=== Given records ===
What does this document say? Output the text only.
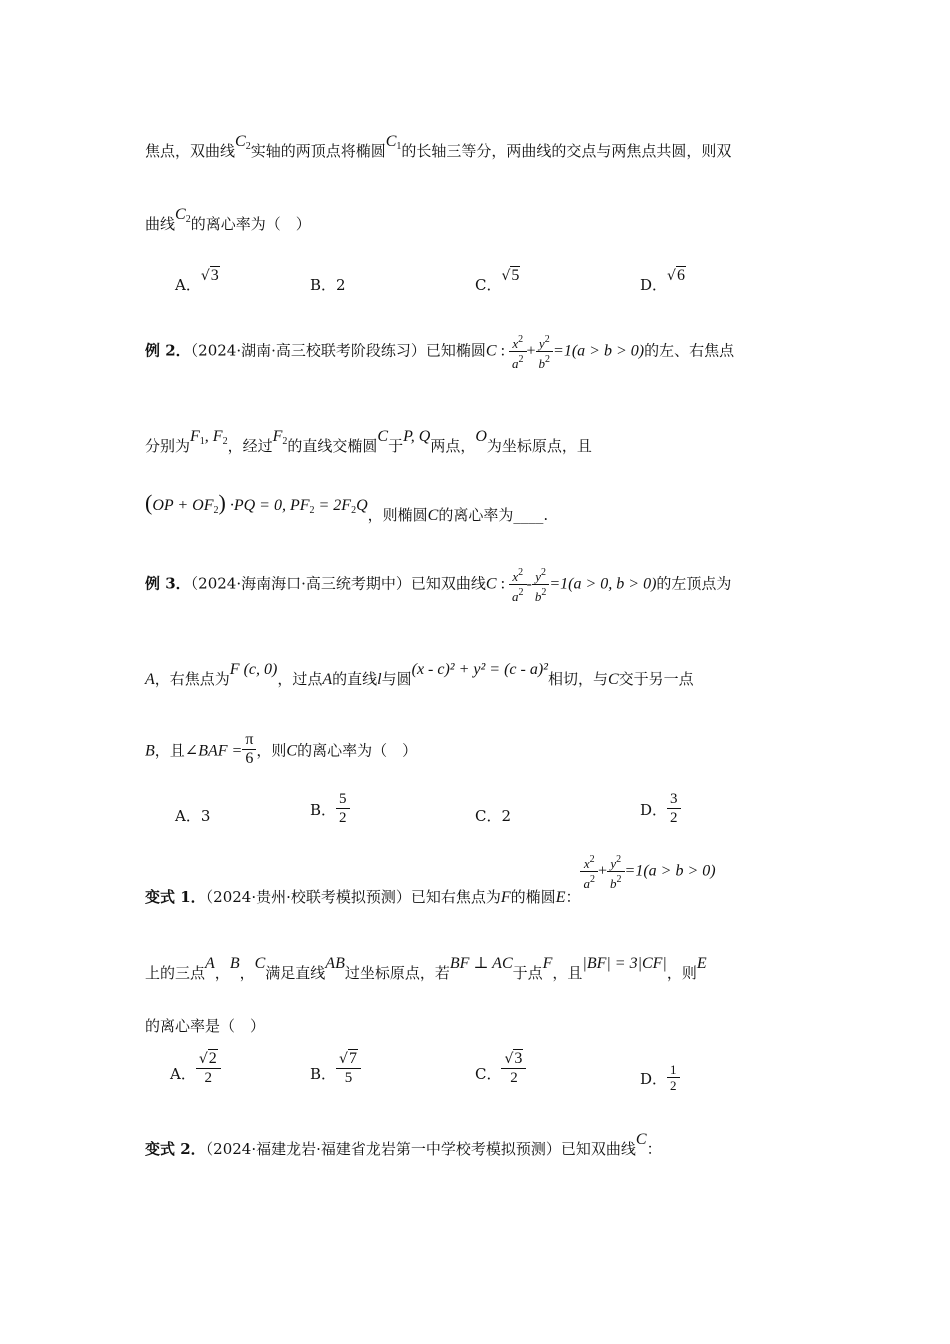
焦点，双曲线$C_2$实轴的两顶点将椭圆$C_1$的长轴三等分，两曲线的交点与两焦点共圆，则双
曲线$C_2$的离心率为（　）
A．√3
B．2	C．√5
D．√6
例 2．（2024·湖南·高三校联考阶段练习）已知椭圆C : $\frac{x^2}{a^2} + \frac{y^2}{b^2} =1(a > b > 0)$的左、右焦点
分别为$F_1$, $F_2$，经过$F_2$的直线交椭圆C于P, Q两点，O为坐标原点，且
$(OP + OF_2) \cdot PQ = 0$, $PF_2 = 2F_2Q$，则椭圆C的离心率为____.
例 3．（2024·海南海口·高三统考期中）已知双曲线C : $\frac{x^2}{a^2} - \frac{y^2}{b^2} =1(a > 0$, b > 0)的左顶点为
A，右焦点为F (c, 0)，过点A的直线l与圆(x - c)² + y² = (c - a)²相切，与C交于另一点
B，且∠BAF = $\frac{\pi}{6}$ ，则C的离心率为（　）
A．3	B． $\frac{5}{2}$	C．2	D． $\frac{3}{2}$
变式 1．（2024·贵州·校联考模拟预测）已知右焦点为F的椭圆E：
$\frac{x^2}{a^2} + \frac{y^2}{b^2} =1(a > b > 0)$
上的三点A，B，C满足直线AB过坐标原点，若BF ⊥ AC于点F，且|BF| = 3|CF|，则E
的离心率是（　）
A． $\frac{√2}{2}$	B． $\frac{√7}{5}$	C． $\frac{√3}{2}$	D． $\frac{1}{2}$
变式 2．（2024·福建龙岩·福建省龙岩第一中学校考模拟预测）已知双曲线C：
===
▸ **Exercise objective**:
Counting only lines of the data above that hold "已知双曲线C", report the total and nothing else.

▸ **Task result**:
2